* BEGIN *

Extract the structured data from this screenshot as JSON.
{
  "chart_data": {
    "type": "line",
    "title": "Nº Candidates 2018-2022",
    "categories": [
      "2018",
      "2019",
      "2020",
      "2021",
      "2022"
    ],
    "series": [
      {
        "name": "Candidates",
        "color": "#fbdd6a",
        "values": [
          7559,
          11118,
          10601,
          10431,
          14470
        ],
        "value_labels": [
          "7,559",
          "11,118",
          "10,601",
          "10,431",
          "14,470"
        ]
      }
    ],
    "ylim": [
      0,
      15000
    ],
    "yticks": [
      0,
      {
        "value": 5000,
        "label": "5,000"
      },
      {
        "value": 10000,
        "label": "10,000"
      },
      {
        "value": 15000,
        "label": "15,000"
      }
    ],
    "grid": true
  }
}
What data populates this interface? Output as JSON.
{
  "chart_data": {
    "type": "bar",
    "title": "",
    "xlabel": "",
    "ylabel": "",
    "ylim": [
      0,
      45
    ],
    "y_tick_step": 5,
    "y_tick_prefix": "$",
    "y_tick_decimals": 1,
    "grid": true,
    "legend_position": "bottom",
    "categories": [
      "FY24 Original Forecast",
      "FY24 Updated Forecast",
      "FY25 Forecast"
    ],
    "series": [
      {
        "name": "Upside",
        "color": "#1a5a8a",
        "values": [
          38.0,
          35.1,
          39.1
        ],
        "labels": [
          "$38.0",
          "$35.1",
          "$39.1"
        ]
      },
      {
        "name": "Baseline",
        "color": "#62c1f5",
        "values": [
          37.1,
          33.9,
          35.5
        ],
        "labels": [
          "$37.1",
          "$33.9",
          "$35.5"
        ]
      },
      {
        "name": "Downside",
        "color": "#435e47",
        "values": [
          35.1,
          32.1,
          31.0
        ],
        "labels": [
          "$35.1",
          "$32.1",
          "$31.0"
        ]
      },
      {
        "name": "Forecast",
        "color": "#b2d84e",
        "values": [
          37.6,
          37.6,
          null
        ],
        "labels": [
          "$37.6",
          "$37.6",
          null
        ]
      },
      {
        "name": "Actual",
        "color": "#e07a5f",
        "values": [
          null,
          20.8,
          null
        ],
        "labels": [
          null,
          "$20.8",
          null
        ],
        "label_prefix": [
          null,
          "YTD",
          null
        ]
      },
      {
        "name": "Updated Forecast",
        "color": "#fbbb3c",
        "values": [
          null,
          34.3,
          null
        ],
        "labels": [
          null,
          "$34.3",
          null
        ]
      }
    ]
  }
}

* END *

▶ [Your task]: Every entry must be output again, exactly as written above.

▶ [Solved exercise]:
Extract the structured data from this screenshot as JSON.
{
  "chart_data": {
    "type": "line",
    "title": "Nº Candidates 2018-2022",
    "categories": [
      "2018",
      "2019",
      "2020",
      "2021",
      "2022"
    ],
    "series": [
      {
        "name": "Candidates",
        "color": "#fbdd6a",
        "values": [
          7559,
          11118,
          10601,
          10431,
          14470
        ],
        "value_labels": [
          "7,559",
          "11,118",
          "10,601",
          "10,431",
          "14,470"
        ]
      }
    ],
    "ylim": [
      0,
      15000
    ],
    "yticks": [
      0,
      {
        "value": 5000,
        "label": "5,000"
      },
      {
        "value": 10000,
        "label": "10,000"
      },
      {
        "value": 15000,
        "label": "15,000"
      }
    ],
    "grid": true
  }
}
What data populates this interface? Output as JSON.
{
  "chart_data": {
    "type": "bar",
    "title": "",
    "xlabel": "",
    "ylabel": "",
    "ylim": [
      0,
      45
    ],
    "y_tick_step": 5,
    "y_tick_prefix": "$",
    "y_tick_decimals": 1,
    "grid": true,
    "legend_position": "bottom",
    "categories": [
      "FY24 Original Forecast",
      "FY24 Updated Forecast",
      "FY25 Forecast"
    ],
    "series": [
      {
        "name": "Upside",
        "color": "#1a5a8a",
        "values": [
          38.0,
          35.1,
          39.1
        ],
        "labels": [
          "$38.0",
          "$35.1",
          "$39.1"
        ]
      },
      {
        "name": "Baseline",
        "color": "#62c1f5",
        "values": [
          37.1,
          33.9,
          35.5
        ],
        "labels": [
          "$37.1",
          "$33.9",
          "$35.5"
        ]
      },
      {
        "name": "Downside",
        "color": "#435e47",
        "values": [
          35.1,
          32.1,
          31.0
        ],
        "labels": [
          "$35.1",
          "$32.1",
          "$31.0"
        ]
      },
      {
        "name": "Forecast",
        "color": "#b2d84e",
        "values": [
          37.6,
          37.6,
          null
        ],
        "labels": [
          "$37.6",
          "$37.6",
          null
        ]
      },
      {
        "name": "Actual",
        "color": "#e07a5f",
        "values": [
          null,
          20.8,
          null
        ],
        "labels": [
          null,
          "$20.8",
          null
        ],
        "label_prefix": [
          null,
          "YTD",
          null
        ]
      },
      {
        "name": "Updated Forecast",
        "color": "#fbbb3c",
        "values": [
          null,
          34.3,
          null
        ],
        "labels": [
          null,
          "$34.3",
          null
        ]
      }
    ]
  }
}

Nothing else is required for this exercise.